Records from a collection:
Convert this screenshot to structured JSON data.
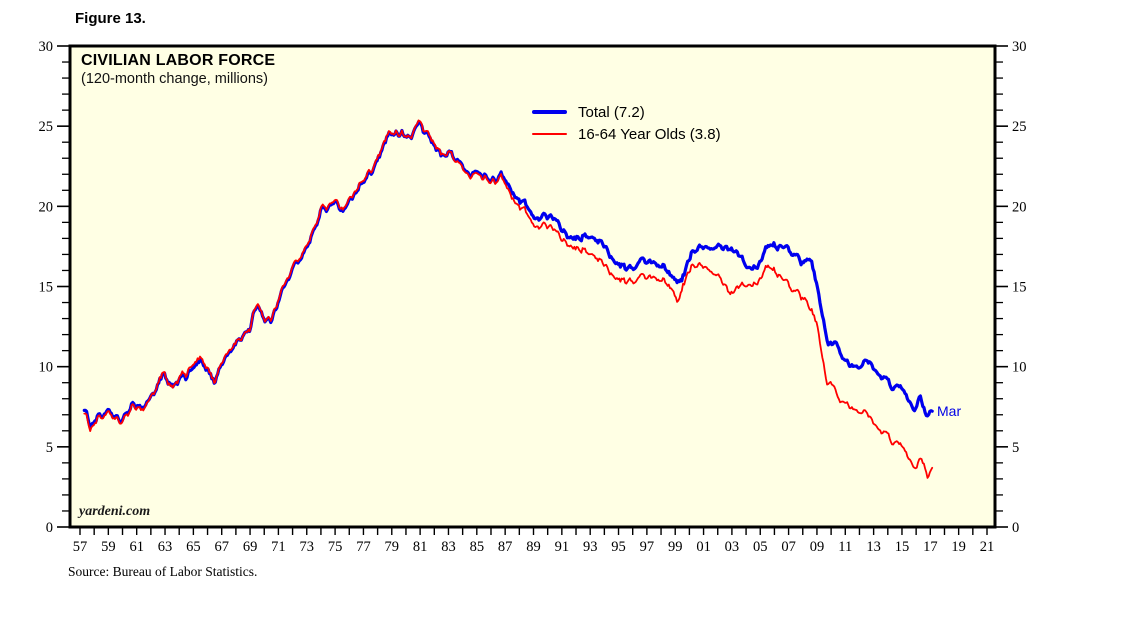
{
  "figure_label": "Figure 13.",
  "chart": {
    "title": "CIVILIAN LABOR FORCE",
    "subtitle": "(120-month change, millions)",
    "watermark": "yardeni.com",
    "end_label": "Mar",
    "source": "Source: Bureau of Labor Statistics."
  },
  "legend": {
    "items": [
      {
        "label": "Total (7.2)",
        "color": "#0000ee",
        "thickness": 4
      },
      {
        "label": "16-64 Year Olds (3.8)",
        "color": "#ff0000",
        "thickness": 2
      }
    ]
  },
  "chart_data": {
    "type": "line",
    "title": "CIVILIAN LABOR FORCE",
    "subtitle": "(120-month change, millions)",
    "xlabel": "",
    "ylabel": "",
    "ylim": [
      0,
      30
    ],
    "y_major_ticks": [
      0,
      5,
      10,
      15,
      20,
      25,
      30
    ],
    "y_minor_step": 1,
    "x_first_year": 1957,
    "x_last_year": 2021,
    "x_tick_step_years": 1,
    "x_label_years": [
      "57",
      "59",
      "61",
      "63",
      "65",
      "67",
      "69",
      "71",
      "73",
      "75",
      "77",
      "79",
      "81",
      "83",
      "85",
      "87",
      "89",
      "91",
      "93",
      "95",
      "97",
      "99",
      "01",
      "03",
      "05",
      "07",
      "09",
      "11",
      "13",
      "15",
      "17",
      "19",
      "21"
    ],
    "plot_bg": "#ffffe4",
    "grid": false,
    "legend_position": "top-center",
    "series": [
      {
        "name": "Total",
        "legend": "Total (7.2)",
        "color": "#0000ee",
        "width": 3.2,
        "latest": {
          "period": "Mar",
          "value": 7.2
        },
        "points": [
          [
            1957.3,
            7.4
          ],
          [
            1957.7,
            6.5
          ],
          [
            1958.3,
            7.1
          ],
          [
            1959,
            7.0
          ],
          [
            1959.8,
            6.6
          ],
          [
            1960.5,
            7.2
          ],
          [
            1961,
            7.7
          ],
          [
            1961.5,
            7.4
          ],
          [
            1962,
            8.0
          ],
          [
            1962.9,
            9.6
          ],
          [
            1963.4,
            8.6
          ],
          [
            1964,
            9.2
          ],
          [
            1964.8,
            9.7
          ],
          [
            1965.5,
            10.1
          ],
          [
            1966.5,
            9.3
          ],
          [
            1967,
            10.2
          ],
          [
            1967.6,
            10.9
          ],
          [
            1968.3,
            11.5
          ],
          [
            1969,
            12.4
          ],
          [
            1969.5,
            14.0
          ],
          [
            1970,
            12.8
          ],
          [
            1970.5,
            13.0
          ],
          [
            1971.2,
            14.8
          ],
          [
            1971.8,
            15.8
          ],
          [
            1972.3,
            16.4
          ],
          [
            1973.1,
            17.7
          ],
          [
            1974.2,
            19.8
          ],
          [
            1975,
            20.2
          ],
          [
            1975.6,
            19.7
          ],
          [
            1976.1,
            20.6
          ],
          [
            1977.3,
            21.8
          ],
          [
            1978.2,
            23.4
          ],
          [
            1978.6,
            24.4
          ],
          [
            1979.5,
            24.5
          ],
          [
            1980.3,
            24.3
          ],
          [
            1980.9,
            25.2
          ],
          [
            1981.4,
            24.4
          ],
          [
            1982.2,
            23.5
          ],
          [
            1983.1,
            23.3
          ],
          [
            1983.6,
            22.9
          ],
          [
            1984.3,
            21.8
          ],
          [
            1985,
            22.1
          ],
          [
            1985.9,
            21.8
          ],
          [
            1986.6,
            21.9
          ],
          [
            1987.2,
            21.3
          ],
          [
            1988,
            20.3
          ],
          [
            1989,
            19.4
          ],
          [
            1990,
            19.3
          ],
          [
            1990.6,
            18.9
          ],
          [
            1991.4,
            18.4
          ],
          [
            1992.3,
            18.0
          ],
          [
            1992.8,
            18.2
          ],
          [
            1993.9,
            17.7
          ],
          [
            1994.6,
            16.9
          ],
          [
            1995.8,
            16.2
          ],
          [
            1996.7,
            16.5
          ],
          [
            1997.7,
            16.3
          ],
          [
            1998.8,
            15.6
          ],
          [
            1999.5,
            15.4
          ],
          [
            2000.1,
            17.0
          ],
          [
            2000.7,
            17.5
          ],
          [
            2001.5,
            17.4
          ],
          [
            2002.3,
            17.7
          ],
          [
            2003.1,
            17.3
          ],
          [
            2004.1,
            16.3
          ],
          [
            2004.8,
            16.4
          ],
          [
            2005.7,
            17.6
          ],
          [
            2006.5,
            17.7
          ],
          [
            2007.2,
            17.4
          ],
          [
            2007.8,
            16.9
          ],
          [
            2008.5,
            17.0
          ],
          [
            2009,
            14.9
          ],
          [
            2009.4,
            13.3
          ],
          [
            2009.8,
            11.7
          ],
          [
            2010.4,
            11.5
          ],
          [
            2010.8,
            10.4
          ],
          [
            2011.3,
            10.1
          ],
          [
            2012,
            10.2
          ],
          [
            2012.7,
            10.0
          ],
          [
            2013.2,
            9.6
          ],
          [
            2014.1,
            8.9
          ],
          [
            2014.8,
            8.6
          ],
          [
            2015.5,
            8.0
          ],
          [
            2015.9,
            7.4
          ],
          [
            2016.3,
            7.9
          ],
          [
            2016.7,
            6.9
          ],
          [
            2017,
            7.4
          ],
          [
            2017.2,
            7.2
          ]
        ]
      },
      {
        "name": "16-64 Year Olds",
        "legend": "16-64 Year Olds (3.8)",
        "color": "#ff0000",
        "width": 1.8,
        "latest": {
          "period": "Mar",
          "value": 3.8
        },
        "points": [
          [
            1957.3,
            7.2
          ],
          [
            1957.7,
            6.3
          ],
          [
            1958.3,
            7.0
          ],
          [
            1959,
            6.9
          ],
          [
            1959.8,
            6.5
          ],
          [
            1960.5,
            7.1
          ],
          [
            1961,
            7.6
          ],
          [
            1961.5,
            7.3
          ],
          [
            1962,
            8.0
          ],
          [
            1962.9,
            9.7
          ],
          [
            1963.4,
            8.5
          ],
          [
            1964,
            9.3
          ],
          [
            1964.8,
            9.9
          ],
          [
            1965.5,
            10.3
          ],
          [
            1966.5,
            9.3
          ],
          [
            1967,
            10.3
          ],
          [
            1967.6,
            11.0
          ],
          [
            1968.3,
            11.5
          ],
          [
            1969,
            12.4
          ],
          [
            1969.5,
            14.1
          ],
          [
            1970,
            12.8
          ],
          [
            1970.5,
            13.1
          ],
          [
            1971.2,
            14.9
          ],
          [
            1971.8,
            15.9
          ],
          [
            1972.3,
            16.5
          ],
          [
            1973.1,
            17.8
          ],
          [
            1974.2,
            19.9
          ],
          [
            1975,
            20.3
          ],
          [
            1975.6,
            19.8
          ],
          [
            1976.1,
            20.7
          ],
          [
            1977.3,
            21.9
          ],
          [
            1978.2,
            23.5
          ],
          [
            1978.6,
            24.5
          ],
          [
            1979.5,
            24.5
          ],
          [
            1980.3,
            24.3
          ],
          [
            1980.9,
            25.3
          ],
          [
            1981.4,
            24.5
          ],
          [
            1982.2,
            23.6
          ],
          [
            1983.1,
            23.3
          ],
          [
            1983.6,
            22.8
          ],
          [
            1984.3,
            21.7
          ],
          [
            1985,
            22.0
          ],
          [
            1985.9,
            21.7
          ],
          [
            1986.6,
            21.8
          ],
          [
            1987.2,
            21.0
          ],
          [
            1988,
            19.9
          ],
          [
            1989,
            18.9
          ],
          [
            1990,
            18.7
          ],
          [
            1990.6,
            18.2
          ],
          [
            1991.4,
            17.9
          ],
          [
            1992.3,
            17.3
          ],
          [
            1992.8,
            17.2
          ],
          [
            1993.9,
            16.5
          ],
          [
            1994.6,
            15.9
          ],
          [
            1995.8,
            15.4
          ],
          [
            1996.7,
            15.5
          ],
          [
            1997.7,
            15.4
          ],
          [
            1998.8,
            14.8
          ],
          [
            1999.2,
            14.2
          ],
          [
            2000.1,
            16.2
          ],
          [
            2000.7,
            16.4
          ],
          [
            2001.5,
            16.0
          ],
          [
            2002.3,
            15.6
          ],
          [
            2002.9,
            14.6
          ],
          [
            2003.6,
            15.0
          ],
          [
            2004.1,
            15.2
          ],
          [
            2004.8,
            15.4
          ],
          [
            2005.6,
            16.2
          ],
          [
            2006.2,
            16.0
          ],
          [
            2007,
            15.3
          ],
          [
            2007.5,
            14.9
          ],
          [
            2008.2,
            14.6
          ],
          [
            2009,
            12.5
          ],
          [
            2009.7,
            9.3
          ],
          [
            2010.1,
            9.1
          ],
          [
            2010.6,
            7.8
          ],
          [
            2011.3,
            7.5
          ],
          [
            2012,
            7.4
          ],
          [
            2012.7,
            6.6
          ],
          [
            2013.7,
            5.8
          ],
          [
            2014.6,
            5.2
          ],
          [
            2015.5,
            4.4
          ],
          [
            2016,
            3.7
          ],
          [
            2016.4,
            4.1
          ],
          [
            2016.8,
            3.2
          ],
          [
            2017,
            3.6
          ],
          [
            2017.2,
            3.8
          ]
        ]
      }
    ]
  }
}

§ **EXERCISE REQUIREMENTS**
Copy out every line with the word "Olds".

§ **RESPONSE TO THIS TASK**
        "label": "16-64 Year Olds (3.8)",
        "name": "16-64 Year Olds",
        "legend": "16-64 Year Olds (3.8)",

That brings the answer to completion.